YOUR INSTRUCTIONS:
Identify the lines bearing the string "name" and gather them.

## Begin SUPPLIED ENTRIES

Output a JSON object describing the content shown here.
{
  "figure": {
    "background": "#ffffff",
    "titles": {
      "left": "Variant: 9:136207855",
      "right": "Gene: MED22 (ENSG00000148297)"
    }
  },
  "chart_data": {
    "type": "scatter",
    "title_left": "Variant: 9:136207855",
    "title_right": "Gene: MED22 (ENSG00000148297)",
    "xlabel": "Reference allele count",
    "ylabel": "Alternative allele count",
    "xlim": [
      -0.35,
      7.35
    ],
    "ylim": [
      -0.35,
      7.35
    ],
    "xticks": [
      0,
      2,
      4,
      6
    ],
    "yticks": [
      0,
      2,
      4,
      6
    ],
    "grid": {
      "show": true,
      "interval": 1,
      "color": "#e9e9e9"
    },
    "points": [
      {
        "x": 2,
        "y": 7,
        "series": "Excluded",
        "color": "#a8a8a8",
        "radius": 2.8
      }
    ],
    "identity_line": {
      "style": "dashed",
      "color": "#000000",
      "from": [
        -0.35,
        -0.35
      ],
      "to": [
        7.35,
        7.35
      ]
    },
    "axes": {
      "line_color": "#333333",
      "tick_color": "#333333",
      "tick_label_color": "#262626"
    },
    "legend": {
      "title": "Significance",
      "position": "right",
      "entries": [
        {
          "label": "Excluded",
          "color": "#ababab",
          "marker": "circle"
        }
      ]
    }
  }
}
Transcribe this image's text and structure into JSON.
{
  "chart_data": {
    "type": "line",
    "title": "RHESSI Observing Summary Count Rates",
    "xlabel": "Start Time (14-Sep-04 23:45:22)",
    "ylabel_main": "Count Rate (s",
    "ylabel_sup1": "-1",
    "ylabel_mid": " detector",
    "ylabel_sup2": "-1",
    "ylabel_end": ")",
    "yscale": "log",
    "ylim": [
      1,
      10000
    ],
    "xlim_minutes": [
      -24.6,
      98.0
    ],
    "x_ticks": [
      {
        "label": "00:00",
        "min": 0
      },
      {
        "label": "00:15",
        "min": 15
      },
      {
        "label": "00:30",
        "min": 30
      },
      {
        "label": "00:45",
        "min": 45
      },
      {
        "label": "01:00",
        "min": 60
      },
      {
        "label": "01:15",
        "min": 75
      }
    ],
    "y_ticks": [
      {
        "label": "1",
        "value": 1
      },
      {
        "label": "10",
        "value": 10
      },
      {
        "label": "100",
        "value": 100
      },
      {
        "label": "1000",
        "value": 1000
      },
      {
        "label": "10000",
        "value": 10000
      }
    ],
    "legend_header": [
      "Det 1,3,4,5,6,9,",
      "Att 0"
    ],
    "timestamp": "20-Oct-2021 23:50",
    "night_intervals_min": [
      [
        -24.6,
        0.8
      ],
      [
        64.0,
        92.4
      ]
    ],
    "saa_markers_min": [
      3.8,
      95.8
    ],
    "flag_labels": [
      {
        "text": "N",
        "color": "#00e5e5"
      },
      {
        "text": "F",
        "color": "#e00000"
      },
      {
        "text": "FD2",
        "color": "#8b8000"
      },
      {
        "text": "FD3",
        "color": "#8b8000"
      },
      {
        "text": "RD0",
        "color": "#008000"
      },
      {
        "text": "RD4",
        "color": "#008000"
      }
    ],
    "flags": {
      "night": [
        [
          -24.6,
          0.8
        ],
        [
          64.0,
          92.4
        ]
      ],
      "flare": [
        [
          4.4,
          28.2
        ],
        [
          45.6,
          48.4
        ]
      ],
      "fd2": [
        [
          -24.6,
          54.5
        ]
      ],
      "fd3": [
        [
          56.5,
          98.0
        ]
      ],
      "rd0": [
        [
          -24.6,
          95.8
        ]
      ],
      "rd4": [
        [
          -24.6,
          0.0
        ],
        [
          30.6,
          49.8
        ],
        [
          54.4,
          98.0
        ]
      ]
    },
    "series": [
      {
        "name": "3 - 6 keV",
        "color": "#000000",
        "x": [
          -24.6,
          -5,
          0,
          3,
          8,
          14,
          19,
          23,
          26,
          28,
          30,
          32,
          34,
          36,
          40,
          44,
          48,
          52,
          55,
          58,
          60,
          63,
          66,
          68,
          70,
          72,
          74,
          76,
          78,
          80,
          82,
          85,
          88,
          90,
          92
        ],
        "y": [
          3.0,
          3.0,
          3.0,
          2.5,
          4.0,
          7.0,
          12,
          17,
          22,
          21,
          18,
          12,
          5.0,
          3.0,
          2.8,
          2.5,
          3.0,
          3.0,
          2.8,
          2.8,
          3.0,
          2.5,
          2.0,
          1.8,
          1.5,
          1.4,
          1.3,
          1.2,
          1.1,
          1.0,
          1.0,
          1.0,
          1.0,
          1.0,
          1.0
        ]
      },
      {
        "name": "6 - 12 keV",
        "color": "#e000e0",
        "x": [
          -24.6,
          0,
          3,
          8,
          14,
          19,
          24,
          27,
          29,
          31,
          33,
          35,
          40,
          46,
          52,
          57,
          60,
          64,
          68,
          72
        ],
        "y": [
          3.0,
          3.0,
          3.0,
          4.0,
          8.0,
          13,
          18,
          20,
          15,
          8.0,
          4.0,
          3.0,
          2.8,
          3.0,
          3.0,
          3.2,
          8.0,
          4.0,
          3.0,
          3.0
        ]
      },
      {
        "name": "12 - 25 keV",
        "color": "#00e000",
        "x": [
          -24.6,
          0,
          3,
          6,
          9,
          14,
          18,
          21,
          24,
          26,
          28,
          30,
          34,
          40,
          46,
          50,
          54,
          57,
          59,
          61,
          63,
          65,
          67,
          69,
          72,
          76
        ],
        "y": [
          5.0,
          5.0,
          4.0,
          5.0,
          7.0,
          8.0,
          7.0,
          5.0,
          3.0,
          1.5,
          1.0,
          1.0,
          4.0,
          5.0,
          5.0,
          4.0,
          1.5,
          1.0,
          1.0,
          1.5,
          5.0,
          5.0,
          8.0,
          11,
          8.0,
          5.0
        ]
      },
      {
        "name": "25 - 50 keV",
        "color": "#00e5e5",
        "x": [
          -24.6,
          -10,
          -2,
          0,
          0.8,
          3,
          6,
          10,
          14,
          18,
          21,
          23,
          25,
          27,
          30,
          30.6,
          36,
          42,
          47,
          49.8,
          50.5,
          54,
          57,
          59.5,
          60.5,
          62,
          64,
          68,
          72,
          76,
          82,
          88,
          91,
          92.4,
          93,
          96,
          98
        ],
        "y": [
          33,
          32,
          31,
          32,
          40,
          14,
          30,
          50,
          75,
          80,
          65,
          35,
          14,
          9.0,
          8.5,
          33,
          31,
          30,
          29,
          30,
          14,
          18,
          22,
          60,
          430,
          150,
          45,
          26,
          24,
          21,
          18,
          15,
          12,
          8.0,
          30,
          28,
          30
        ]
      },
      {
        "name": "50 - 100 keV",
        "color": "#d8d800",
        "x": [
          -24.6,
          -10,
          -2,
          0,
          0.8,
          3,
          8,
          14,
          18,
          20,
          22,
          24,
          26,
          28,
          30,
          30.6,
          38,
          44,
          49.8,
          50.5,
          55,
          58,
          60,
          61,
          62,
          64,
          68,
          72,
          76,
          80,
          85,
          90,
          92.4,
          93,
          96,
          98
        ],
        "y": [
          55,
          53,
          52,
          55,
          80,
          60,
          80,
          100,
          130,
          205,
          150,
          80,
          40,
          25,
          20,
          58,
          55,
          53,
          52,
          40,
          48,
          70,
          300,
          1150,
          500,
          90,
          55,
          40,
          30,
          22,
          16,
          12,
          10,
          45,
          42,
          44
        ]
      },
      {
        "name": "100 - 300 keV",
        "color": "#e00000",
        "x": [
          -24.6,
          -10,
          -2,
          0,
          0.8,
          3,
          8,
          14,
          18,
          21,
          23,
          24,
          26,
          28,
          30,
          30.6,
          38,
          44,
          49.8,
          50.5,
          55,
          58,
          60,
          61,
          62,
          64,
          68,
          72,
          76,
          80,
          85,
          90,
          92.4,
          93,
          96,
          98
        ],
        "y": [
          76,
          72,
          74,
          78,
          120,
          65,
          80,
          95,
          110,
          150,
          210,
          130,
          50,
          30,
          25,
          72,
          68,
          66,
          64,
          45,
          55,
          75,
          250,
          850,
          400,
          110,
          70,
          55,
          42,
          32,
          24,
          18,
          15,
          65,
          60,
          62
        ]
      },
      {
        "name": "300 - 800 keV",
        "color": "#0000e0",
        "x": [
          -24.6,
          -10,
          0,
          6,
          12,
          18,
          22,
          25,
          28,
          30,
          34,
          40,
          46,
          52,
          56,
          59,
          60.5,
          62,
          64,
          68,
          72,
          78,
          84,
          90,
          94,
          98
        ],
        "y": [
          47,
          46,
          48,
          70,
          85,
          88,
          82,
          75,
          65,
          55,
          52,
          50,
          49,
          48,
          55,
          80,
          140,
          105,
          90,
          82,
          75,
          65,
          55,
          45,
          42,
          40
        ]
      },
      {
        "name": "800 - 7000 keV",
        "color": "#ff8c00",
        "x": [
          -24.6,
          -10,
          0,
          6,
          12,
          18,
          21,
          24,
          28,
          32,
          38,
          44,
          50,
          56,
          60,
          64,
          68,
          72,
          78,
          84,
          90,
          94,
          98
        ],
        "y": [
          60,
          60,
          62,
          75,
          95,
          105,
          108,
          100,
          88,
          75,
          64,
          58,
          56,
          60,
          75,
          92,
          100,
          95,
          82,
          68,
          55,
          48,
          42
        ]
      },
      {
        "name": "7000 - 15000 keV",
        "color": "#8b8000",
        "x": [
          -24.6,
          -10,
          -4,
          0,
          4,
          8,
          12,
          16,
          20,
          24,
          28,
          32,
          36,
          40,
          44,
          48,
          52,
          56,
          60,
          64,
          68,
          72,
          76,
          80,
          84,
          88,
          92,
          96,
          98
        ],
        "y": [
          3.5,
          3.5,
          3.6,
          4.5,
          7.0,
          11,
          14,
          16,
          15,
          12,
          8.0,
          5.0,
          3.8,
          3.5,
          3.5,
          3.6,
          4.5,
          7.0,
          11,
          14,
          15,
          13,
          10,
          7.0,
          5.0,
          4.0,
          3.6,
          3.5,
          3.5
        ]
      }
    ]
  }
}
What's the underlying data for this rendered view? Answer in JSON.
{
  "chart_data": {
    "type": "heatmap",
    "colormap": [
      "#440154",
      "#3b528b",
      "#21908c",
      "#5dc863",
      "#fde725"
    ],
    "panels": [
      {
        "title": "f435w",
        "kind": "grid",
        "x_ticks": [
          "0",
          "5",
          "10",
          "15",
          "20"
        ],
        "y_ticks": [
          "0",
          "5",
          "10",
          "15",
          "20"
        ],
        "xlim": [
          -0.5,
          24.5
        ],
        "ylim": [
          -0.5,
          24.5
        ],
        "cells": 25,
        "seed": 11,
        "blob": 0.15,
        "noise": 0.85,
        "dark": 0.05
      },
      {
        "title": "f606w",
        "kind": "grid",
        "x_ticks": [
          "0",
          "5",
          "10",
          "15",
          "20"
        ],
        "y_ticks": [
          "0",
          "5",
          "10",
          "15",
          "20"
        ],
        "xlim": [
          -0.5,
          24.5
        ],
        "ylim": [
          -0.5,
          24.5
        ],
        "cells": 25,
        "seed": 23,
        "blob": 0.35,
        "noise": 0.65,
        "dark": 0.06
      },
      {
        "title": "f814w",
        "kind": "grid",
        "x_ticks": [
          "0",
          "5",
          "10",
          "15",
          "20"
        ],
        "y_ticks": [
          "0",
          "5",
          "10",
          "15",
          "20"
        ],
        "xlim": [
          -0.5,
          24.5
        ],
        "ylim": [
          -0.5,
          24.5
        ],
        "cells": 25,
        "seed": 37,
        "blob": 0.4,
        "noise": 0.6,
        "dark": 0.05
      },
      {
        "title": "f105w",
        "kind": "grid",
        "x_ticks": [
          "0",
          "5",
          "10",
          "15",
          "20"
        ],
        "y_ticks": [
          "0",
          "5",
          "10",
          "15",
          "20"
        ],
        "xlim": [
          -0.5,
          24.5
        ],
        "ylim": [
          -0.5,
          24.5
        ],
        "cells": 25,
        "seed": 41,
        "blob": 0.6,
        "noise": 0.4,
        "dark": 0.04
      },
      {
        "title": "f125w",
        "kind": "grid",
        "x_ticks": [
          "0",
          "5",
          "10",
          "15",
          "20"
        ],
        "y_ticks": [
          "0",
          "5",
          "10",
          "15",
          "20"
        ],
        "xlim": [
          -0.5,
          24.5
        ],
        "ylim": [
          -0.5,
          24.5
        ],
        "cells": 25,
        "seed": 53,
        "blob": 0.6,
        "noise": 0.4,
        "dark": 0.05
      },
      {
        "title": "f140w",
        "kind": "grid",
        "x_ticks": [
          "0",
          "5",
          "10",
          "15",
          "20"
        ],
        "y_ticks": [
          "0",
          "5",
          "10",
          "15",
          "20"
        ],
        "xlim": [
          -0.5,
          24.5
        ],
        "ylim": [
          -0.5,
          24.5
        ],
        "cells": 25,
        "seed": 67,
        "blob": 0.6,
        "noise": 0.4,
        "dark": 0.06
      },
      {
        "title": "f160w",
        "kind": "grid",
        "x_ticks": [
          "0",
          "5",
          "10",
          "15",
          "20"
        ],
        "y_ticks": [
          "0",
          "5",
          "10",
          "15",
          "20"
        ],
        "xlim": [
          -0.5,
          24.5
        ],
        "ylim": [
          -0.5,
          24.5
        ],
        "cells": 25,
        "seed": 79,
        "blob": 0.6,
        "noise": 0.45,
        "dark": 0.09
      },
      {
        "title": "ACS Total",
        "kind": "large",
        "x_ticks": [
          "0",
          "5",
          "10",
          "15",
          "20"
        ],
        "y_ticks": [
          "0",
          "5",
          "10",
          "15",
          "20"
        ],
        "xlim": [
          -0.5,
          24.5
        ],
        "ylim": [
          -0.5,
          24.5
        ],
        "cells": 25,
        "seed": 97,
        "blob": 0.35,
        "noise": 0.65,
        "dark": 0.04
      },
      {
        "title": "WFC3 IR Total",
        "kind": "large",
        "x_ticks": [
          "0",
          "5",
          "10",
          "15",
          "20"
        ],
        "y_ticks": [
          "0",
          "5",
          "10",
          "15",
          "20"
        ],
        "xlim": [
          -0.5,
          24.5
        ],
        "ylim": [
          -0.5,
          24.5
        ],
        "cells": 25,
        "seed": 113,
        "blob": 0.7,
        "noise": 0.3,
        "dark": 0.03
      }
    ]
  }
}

## End SUPPLIED ENTRIES

WRITTEN SOLUTION:
        "name": "3 - 6 keV",
        "name": "6 - 12 keV",
        "name": "12 - 25 keV",
        "name": "25 - 50 keV",
        "name": "50 - 100 keV",
        "name": "100 - 300 keV",
        "name": "300 - 800 keV",
        "name": "800 - 7000 keV",
        "name": "7000 - 15000 keV",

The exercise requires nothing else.